Please retype all the records below exactly as they read.

START Data provided

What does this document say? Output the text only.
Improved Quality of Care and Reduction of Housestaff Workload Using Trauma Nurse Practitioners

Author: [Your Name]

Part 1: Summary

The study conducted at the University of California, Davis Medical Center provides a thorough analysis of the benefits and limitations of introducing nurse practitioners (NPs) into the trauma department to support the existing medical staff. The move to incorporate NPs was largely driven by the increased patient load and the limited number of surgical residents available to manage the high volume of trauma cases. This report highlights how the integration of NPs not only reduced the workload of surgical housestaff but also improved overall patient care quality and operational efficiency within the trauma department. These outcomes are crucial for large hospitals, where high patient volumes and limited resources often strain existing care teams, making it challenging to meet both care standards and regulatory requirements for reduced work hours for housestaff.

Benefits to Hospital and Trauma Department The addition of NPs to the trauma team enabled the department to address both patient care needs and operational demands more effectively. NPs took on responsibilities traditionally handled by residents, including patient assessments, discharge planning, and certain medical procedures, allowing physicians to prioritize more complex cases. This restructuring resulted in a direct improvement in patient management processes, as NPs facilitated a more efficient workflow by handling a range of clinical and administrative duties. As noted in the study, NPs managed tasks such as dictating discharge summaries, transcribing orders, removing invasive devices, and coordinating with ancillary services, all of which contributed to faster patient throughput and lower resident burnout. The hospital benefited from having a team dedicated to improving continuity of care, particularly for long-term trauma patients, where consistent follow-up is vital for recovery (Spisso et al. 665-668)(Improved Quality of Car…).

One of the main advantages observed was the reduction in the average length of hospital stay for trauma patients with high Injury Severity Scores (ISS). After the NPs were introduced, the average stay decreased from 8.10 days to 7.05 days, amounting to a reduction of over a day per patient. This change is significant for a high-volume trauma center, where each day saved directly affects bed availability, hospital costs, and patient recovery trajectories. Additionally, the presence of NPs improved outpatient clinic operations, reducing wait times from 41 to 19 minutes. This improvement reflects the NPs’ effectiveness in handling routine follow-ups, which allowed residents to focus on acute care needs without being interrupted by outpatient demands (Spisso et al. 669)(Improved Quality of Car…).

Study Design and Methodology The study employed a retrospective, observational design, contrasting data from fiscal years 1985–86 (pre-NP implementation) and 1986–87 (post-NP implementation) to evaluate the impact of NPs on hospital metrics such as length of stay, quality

END Data provided

Answer for this exercise:
What does this document say? Output the text only.
Improved Quality of Care and Reduction of Housestaff Workload Using Trauma Nurse Practitioners

Author: [Your Name]

Part 1: Summary

The study conducted at the University of California, Davis Medical Center provides a thorough analysis of the benefits and limitations of introducing nurse practitioners (NPs) into the trauma department to support the existing medical staff. The move to incorporate NPs was largely driven by the increased patient load and the limited number of surgical residents available to manage the high volume of trauma cases. This report highlights how the integration of NPs not only reduced the workload of surgical housestaff but also improved overall patient care quality and operational efficiency within the trauma department. These outcomes are crucial for large hospitals, where high patient volumes and limited resources often strain existing care teams, making it challenging to meet both care standards and regulatory requirements for reduced work hours for housestaff.

Benefits to Hospital and Trauma Department The addition of NPs to the trauma team enabled the department to address both patient care needs and operational demands more effectively. NPs took on responsibilities traditionally handled by residents, including patient assessments, discharge planning, and certain medical procedures, allowing physicians to prioritize more complex cases. This restructuring resulted in a direct improvement in patient management processes, as NPs facilitated a more efficient workflow by handling a range of clinical and administrative duties. As noted in the study, NPs managed tasks such as dictating discharge summaries, transcribing orders, removing invasive devices, and coordinating with ancillary services, all of which contributed to faster patient throughput and lower resident burnout. The hospital benefited from having a team dedicated to improving continuity of care, particularly for long-term trauma patients, where consistent follow-up is vital for recovery (Spisso et al. 665-668)(Improved Quality of Car…).

One of the main advantages observed was the reduction in the average length of hospital stay for trauma patients with high Injury Severity Scores (ISS). After the NPs were introduced, the average stay decreased from 8.10 days to 7.05 days, amounting to a reduction of over a day per patient. This change is significant for a high-volume trauma center, where each day saved directly affects bed availability, hospital costs, and patient recovery trajectories. Additionally, the presence of NPs improved outpatient clinic operations, reducing wait times from 41 to 19 minutes. This improvement reflects the NPs’ effectiveness in handling routine follow-ups, which allowed residents to focus on acute care needs without being interrupted by outpatient demands (Spisso et al. 669)(Improved Quality of Car…).

Study Design and Methodology The study employed a retrospective, observational design, contrasting data from fiscal years 1985–86 (pre-NP implementation) and 1986–87 (post-NP implementation) to evaluate the impact of NPs on hospital metrics such as length of stay, quality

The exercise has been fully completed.